:: DATASET EXCERPTS

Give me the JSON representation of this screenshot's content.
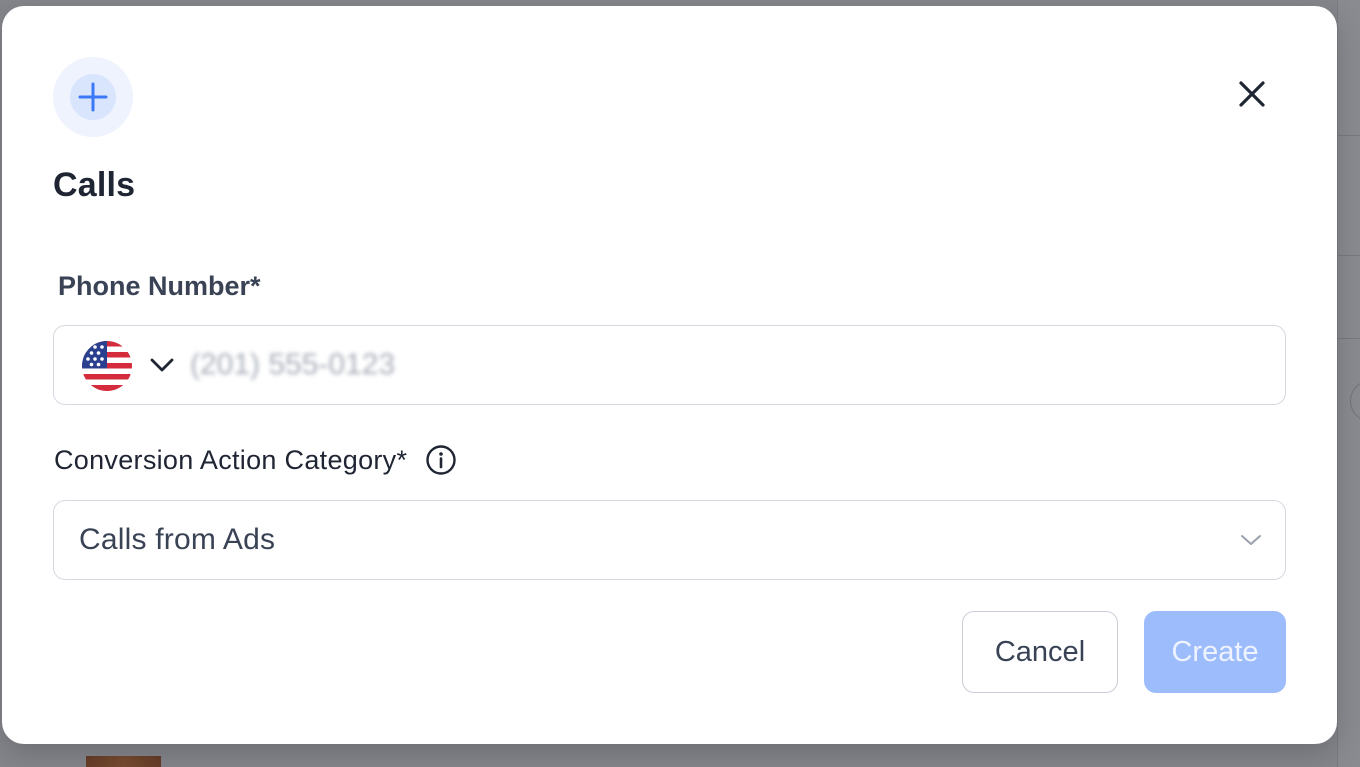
{
  "dialog": {
    "title": "Calls",
    "close_label": "Close"
  },
  "phone_field": {
    "label": "Phone Number*",
    "placeholder": "(201) 555-0123",
    "value": "",
    "country_flag": "us-flag-icon"
  },
  "category_field": {
    "label": "Conversion Action Category*",
    "info_icon": "info-icon",
    "selected_value": "Calls from Ads"
  },
  "actions": {
    "cancel_label": "Cancel",
    "create_label": "Create",
    "create_disabled": true
  },
  "colors": {
    "accent": "#3b78f5",
    "create_disabled_bg": "#9dbcfb",
    "text_primary": "#1f2533",
    "text_secondary": "#3a4355",
    "border": "#d5d9e0"
  }
}
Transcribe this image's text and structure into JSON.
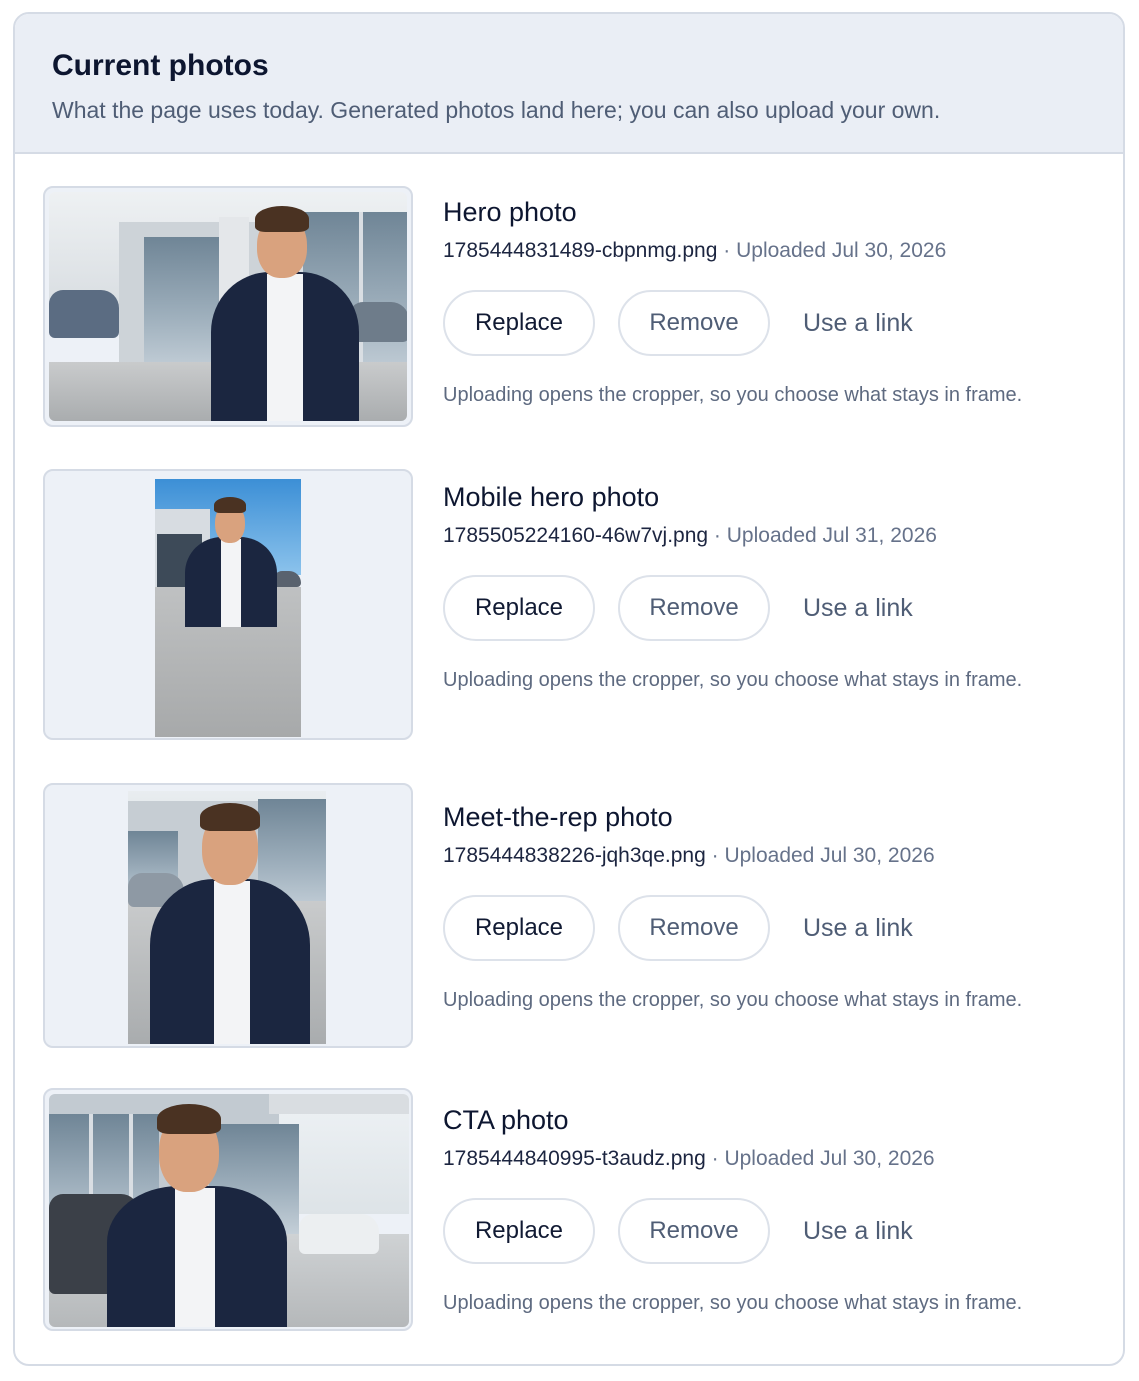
{
  "header": {
    "title": "Current photos",
    "subtitle": "What the page uses today. Generated photos land here; you can also upload your own."
  },
  "photos": [
    {
      "title": "Hero photo",
      "filename": "1785444831489-cbpnmg.png",
      "separator": "·",
      "uploaded": "Uploaded Jul 30, 2026",
      "replace_label": "Replace",
      "remove_label": "Remove",
      "link_label": "Use a link",
      "hint": "Uploading opens the cropper, so you choose what stays in frame."
    },
    {
      "title": "Mobile hero photo",
      "filename": "1785505224160-46w7vj.png",
      "separator": "·",
      "uploaded": "Uploaded Jul 31, 2026",
      "replace_label": "Replace",
      "remove_label": "Remove",
      "link_label": "Use a link",
      "hint": "Uploading opens the cropper, so you choose what stays in frame."
    },
    {
      "title": "Meet-the-rep photo",
      "filename": "1785444838226-jqh3qe.png",
      "separator": "·",
      "uploaded": "Uploaded Jul 30, 2026",
      "replace_label": "Replace",
      "remove_label": "Remove",
      "link_label": "Use a link",
      "hint": "Uploading opens the cropper, so you choose what stays in frame."
    },
    {
      "title": "CTA photo",
      "filename": "1785444840995-t3audz.png",
      "separator": "·",
      "uploaded": "Uploaded Jul 30, 2026",
      "replace_label": "Replace",
      "remove_label": "Remove",
      "link_label": "Use a link",
      "hint": "Uploading opens the cropper, so you choose what stays in frame."
    }
  ],
  "colors": {
    "header_bg": "#eaeef5",
    "border": "#d5dbe5",
    "title_text": "#0d1630",
    "muted_text": "#4f5d75",
    "jacket": "#1b2640"
  }
}
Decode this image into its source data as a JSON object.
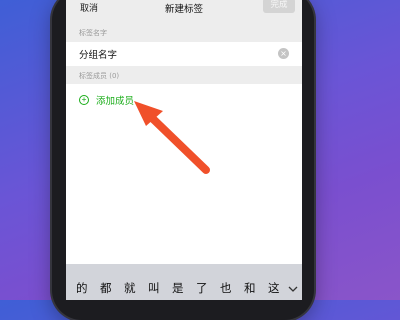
{
  "navbar": {
    "cancel_label": "取消",
    "title": "新建标签",
    "done_label": "完成"
  },
  "tag_name_section": {
    "label": "标签名字",
    "value": "分组名字"
  },
  "members_section": {
    "label": "标签成员 (0)",
    "add_member_label": "添加成员"
  },
  "keyboard": {
    "candidates": [
      "的",
      "都",
      "就",
      "叫",
      "是",
      "了",
      "也",
      "和",
      "这"
    ]
  },
  "colors": {
    "accent_green": "#1aad19",
    "annotation_arrow": "#f0502a",
    "background_gradient_start": "#3f5fd6",
    "background_gradient_end": "#8a55c9"
  },
  "icons": {
    "clear": "clear-icon",
    "add": "plus-circle-icon",
    "collapse": "chevron-down-icon"
  }
}
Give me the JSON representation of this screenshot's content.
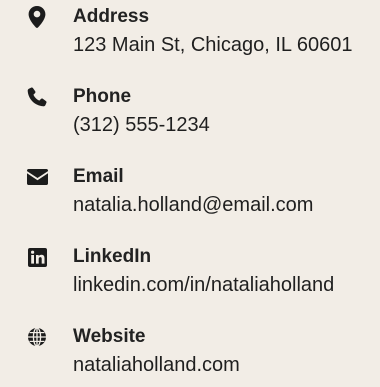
{
  "contacts": [
    {
      "icon": "map-pin-icon",
      "label": "Address",
      "value": "123 Main St, Chicago, IL 60601"
    },
    {
      "icon": "phone-icon",
      "label": "Phone",
      "value": "(312) 555-1234"
    },
    {
      "icon": "envelope-icon",
      "label": "Email",
      "value": "natalia.holland@email.com"
    },
    {
      "icon": "linkedin-icon",
      "label": "LinkedIn",
      "value": "linkedin.com/in/nataliaholland"
    },
    {
      "icon": "globe-icon",
      "label": "Website",
      "value": "nataliaholland.com"
    }
  ]
}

::::

▶ STATED GOAL:
Pull out each line holding the string "filename".

▶ FULL OUTPUT:
      "filename": "1785444831489-cbpnmg.png",
      "filename": "1785505224160-46w7vj.png",
      "filename": "1785444838226-jqh3qe.png",
      "filename": "1785444840995-t3audz.png",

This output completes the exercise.